══ DATA PROVIDED
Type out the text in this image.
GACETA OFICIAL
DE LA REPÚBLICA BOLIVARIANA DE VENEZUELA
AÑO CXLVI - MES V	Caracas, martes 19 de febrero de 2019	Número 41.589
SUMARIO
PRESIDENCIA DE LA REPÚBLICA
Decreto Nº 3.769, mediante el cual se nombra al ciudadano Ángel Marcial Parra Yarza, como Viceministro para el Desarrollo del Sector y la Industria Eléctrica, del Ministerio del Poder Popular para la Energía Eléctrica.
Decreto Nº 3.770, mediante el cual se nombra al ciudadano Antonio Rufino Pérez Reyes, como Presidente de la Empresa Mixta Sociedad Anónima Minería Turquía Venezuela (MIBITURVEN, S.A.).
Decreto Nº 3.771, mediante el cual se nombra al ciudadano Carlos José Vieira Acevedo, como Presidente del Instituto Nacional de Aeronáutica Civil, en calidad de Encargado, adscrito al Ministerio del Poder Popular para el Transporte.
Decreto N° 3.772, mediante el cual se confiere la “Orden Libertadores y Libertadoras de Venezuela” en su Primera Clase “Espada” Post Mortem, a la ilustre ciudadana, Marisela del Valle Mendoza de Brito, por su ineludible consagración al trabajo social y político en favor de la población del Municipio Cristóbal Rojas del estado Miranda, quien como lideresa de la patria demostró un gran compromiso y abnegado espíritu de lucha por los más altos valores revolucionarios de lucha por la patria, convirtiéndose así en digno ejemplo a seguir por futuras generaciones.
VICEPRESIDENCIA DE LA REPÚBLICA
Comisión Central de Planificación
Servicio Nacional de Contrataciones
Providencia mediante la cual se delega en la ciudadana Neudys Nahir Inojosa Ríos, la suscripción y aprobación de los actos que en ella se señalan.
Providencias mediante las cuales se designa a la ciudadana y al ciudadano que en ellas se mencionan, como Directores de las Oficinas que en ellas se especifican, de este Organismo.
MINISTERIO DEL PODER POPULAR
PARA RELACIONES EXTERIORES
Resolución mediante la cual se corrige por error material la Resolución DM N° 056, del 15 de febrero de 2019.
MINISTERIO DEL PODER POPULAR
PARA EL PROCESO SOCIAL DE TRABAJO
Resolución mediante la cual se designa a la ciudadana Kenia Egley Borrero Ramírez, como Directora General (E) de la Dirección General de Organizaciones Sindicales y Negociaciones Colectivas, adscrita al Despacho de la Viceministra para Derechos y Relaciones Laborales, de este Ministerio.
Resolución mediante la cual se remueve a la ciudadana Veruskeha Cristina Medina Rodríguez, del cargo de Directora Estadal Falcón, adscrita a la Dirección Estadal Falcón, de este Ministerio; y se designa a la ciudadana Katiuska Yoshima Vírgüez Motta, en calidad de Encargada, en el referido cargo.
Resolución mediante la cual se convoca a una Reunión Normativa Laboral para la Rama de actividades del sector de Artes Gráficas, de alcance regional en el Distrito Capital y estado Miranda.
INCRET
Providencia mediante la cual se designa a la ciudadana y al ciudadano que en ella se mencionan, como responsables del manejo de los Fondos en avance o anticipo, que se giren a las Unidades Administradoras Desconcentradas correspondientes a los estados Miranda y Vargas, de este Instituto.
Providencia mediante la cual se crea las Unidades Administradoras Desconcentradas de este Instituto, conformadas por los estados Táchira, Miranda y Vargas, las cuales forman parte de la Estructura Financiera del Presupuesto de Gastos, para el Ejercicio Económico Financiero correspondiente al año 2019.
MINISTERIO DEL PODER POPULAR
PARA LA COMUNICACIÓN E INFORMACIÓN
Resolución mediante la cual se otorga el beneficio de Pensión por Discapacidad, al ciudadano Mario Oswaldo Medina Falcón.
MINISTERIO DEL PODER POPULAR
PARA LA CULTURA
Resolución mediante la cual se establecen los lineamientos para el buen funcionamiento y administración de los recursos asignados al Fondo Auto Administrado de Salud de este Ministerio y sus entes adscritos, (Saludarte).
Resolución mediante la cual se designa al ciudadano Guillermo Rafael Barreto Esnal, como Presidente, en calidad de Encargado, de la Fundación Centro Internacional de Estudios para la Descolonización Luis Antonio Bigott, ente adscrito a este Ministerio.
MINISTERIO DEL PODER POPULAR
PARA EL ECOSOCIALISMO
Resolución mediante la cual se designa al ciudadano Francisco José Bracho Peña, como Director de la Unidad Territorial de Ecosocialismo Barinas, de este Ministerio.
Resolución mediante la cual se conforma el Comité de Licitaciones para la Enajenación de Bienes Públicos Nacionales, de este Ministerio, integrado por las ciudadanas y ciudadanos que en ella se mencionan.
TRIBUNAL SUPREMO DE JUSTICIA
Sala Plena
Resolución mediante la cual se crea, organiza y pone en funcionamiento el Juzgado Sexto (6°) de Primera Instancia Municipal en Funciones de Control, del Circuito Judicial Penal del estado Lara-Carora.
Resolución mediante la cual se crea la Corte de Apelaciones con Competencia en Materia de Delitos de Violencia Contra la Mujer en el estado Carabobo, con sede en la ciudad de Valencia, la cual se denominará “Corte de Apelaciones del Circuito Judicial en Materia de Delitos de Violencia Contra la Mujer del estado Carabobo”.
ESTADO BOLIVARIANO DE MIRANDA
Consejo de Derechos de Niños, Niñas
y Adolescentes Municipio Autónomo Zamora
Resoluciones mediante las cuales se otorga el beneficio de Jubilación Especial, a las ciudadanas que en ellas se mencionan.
════
**PROBLEM TO WORK ON**
Gather up the lines that contain the word "ellas".

**ANSWER TO THE PROBLEM**
Providencias mediante las cuales se designa a la ciudadana y al ciudadano que en ellas se mencionan, como Directores de las Oficinas que en ellas se especifican, de este Organismo.
Resoluciones mediante las cuales se otorga el beneficio de Jubilación Especial, a las ciudadanas que en ellas se mencionan.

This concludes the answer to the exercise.